### Stated task
Wherever a line in the data below holds "тепловой", copy that line.

### Entries supplied
»»

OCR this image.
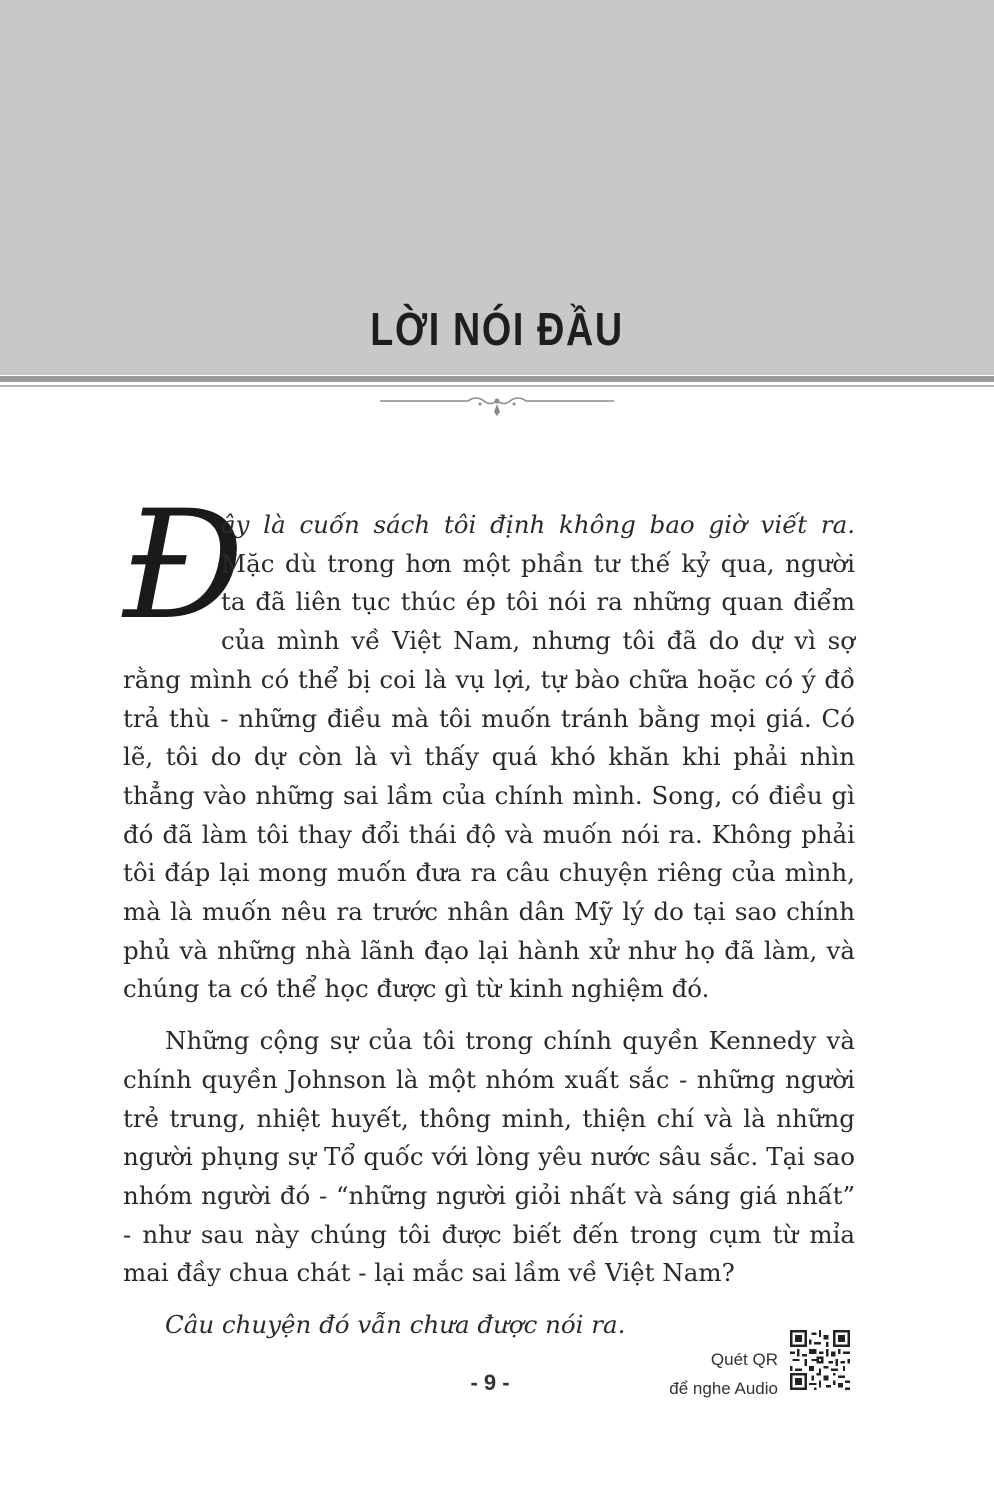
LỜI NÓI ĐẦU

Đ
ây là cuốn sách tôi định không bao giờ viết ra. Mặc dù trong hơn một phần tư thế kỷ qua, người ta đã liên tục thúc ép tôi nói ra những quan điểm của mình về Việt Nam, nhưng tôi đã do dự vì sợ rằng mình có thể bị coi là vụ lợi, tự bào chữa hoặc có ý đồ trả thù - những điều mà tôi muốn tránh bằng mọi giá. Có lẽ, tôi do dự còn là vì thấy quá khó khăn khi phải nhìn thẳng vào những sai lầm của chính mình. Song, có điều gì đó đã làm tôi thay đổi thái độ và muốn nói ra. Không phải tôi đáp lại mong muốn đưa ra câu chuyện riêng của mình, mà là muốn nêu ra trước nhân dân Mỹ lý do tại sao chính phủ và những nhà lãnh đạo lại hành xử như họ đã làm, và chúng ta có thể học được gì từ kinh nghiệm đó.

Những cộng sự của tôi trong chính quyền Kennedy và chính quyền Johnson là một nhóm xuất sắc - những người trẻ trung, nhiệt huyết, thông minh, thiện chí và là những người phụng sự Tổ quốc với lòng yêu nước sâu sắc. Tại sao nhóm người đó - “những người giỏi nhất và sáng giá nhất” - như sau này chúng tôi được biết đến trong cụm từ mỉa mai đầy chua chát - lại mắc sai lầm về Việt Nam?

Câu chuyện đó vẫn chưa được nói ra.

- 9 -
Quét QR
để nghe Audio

««
»»

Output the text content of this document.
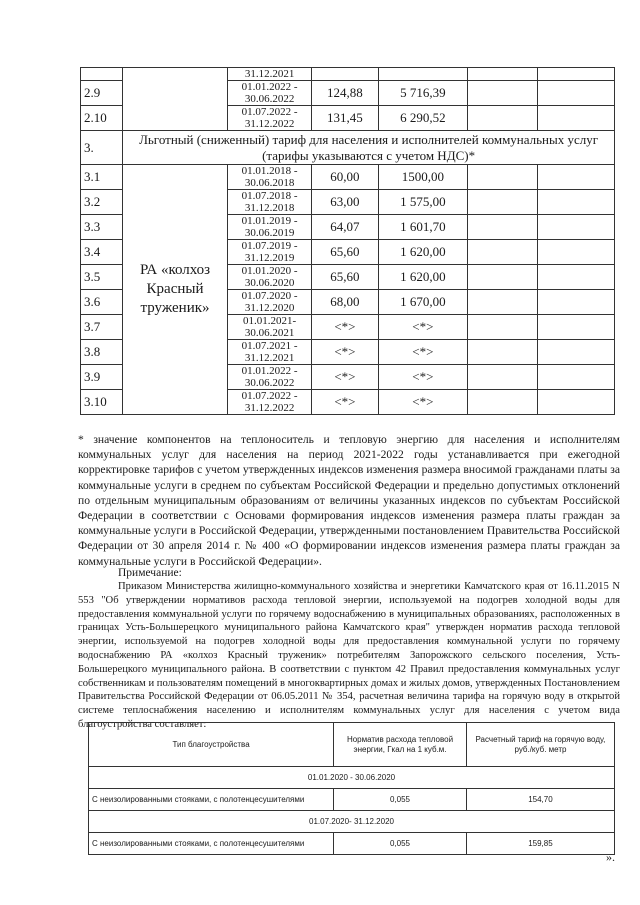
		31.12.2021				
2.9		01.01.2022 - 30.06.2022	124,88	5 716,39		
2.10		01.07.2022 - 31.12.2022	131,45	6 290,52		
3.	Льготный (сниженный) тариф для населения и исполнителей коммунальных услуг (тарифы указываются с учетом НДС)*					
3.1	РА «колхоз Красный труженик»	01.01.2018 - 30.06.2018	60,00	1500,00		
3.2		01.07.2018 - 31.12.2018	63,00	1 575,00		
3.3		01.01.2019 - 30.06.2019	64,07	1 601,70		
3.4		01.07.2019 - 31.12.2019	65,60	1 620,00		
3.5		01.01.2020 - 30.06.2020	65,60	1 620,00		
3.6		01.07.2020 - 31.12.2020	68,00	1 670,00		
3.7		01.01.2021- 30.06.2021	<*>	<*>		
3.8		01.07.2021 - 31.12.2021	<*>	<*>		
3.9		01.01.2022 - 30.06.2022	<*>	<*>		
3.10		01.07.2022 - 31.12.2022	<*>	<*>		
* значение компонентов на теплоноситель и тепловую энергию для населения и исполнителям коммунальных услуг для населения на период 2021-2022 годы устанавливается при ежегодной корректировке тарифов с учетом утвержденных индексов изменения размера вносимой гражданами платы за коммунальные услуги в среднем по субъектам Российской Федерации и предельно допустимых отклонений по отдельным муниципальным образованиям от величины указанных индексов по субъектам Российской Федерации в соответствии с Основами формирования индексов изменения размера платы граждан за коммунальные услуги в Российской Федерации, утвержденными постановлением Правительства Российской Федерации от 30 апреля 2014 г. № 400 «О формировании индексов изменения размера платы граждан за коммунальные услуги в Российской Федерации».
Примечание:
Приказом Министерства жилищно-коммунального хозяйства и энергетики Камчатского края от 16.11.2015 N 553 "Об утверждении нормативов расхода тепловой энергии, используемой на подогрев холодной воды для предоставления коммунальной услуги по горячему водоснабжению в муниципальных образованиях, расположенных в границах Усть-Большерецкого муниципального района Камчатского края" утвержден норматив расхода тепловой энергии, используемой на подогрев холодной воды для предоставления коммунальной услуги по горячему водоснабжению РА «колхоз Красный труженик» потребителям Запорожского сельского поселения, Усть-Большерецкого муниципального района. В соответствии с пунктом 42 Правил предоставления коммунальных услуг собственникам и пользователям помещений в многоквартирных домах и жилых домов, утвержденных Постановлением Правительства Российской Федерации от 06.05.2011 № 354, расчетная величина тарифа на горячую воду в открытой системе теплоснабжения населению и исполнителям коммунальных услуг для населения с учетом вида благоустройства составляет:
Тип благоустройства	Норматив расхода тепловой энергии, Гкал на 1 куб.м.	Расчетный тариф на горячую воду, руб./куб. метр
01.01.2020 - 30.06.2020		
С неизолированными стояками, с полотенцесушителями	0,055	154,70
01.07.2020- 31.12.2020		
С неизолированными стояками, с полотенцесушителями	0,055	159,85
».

««
»»

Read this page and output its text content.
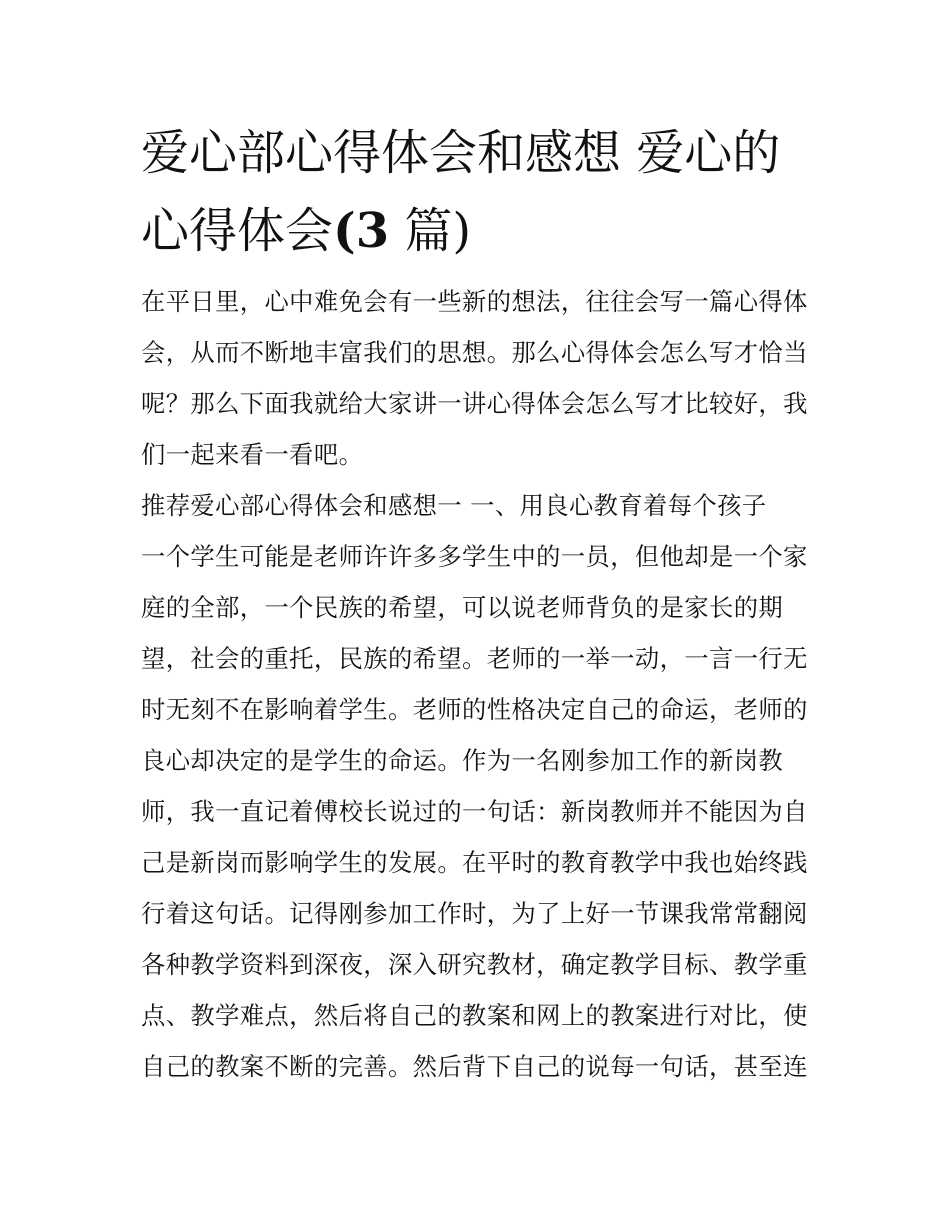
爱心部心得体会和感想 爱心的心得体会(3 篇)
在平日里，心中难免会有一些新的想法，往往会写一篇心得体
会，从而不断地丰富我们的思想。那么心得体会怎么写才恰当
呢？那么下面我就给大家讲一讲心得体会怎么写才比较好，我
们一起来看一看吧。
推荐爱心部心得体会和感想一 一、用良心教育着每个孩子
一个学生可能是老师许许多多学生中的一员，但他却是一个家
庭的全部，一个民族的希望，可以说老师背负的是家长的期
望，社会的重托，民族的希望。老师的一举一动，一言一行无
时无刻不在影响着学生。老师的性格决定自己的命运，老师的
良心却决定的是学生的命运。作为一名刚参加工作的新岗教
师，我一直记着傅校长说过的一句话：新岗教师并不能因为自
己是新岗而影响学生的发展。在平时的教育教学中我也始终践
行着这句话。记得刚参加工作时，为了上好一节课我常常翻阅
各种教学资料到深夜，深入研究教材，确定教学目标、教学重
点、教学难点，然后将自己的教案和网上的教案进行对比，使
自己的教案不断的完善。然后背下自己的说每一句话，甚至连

««

### Answer to the exercise
Приказом Министерства жилищно-коммунального хозяйства и энергетики Камчатского края от 16.11.2015 N 553 "Об утверждении нормативов расхода тепловой энергии, используемой на подогрев холодной воды для предоставления коммунальной услуги по горячему водоснабжению в муниципальных образованиях, расположенных в границах Усть-Большерецкого муниципального района Камчатского края" утвержден норматив расхода тепловой энергии, используемой на подогрев холодной воды для предоставления коммунальной услуги по горячему водоснабжению РА «колхоз Красный труженик» потребителям Запорожского сельского поселения, Усть-Большерецкого муниципального района. В соответствии с пунктом 42 Правил предоставления коммунальных услуг собственникам и пользователям помещений в многоквартирных домах и жилых домов, утвержденных Постановлением Правительства Российской Федерации от 06.05.2011 № 354, расчетная величина тарифа на горячую воду в открытой системе теплоснабжения населению и исполнителям коммунальных услуг для населения с учетом вида благоустройства составляет:
Тип благоустройства	Норматив расхода тепловой энергии, Гкал на 1 куб.м.	Расчетный тариф на горячую воду, руб./куб. метр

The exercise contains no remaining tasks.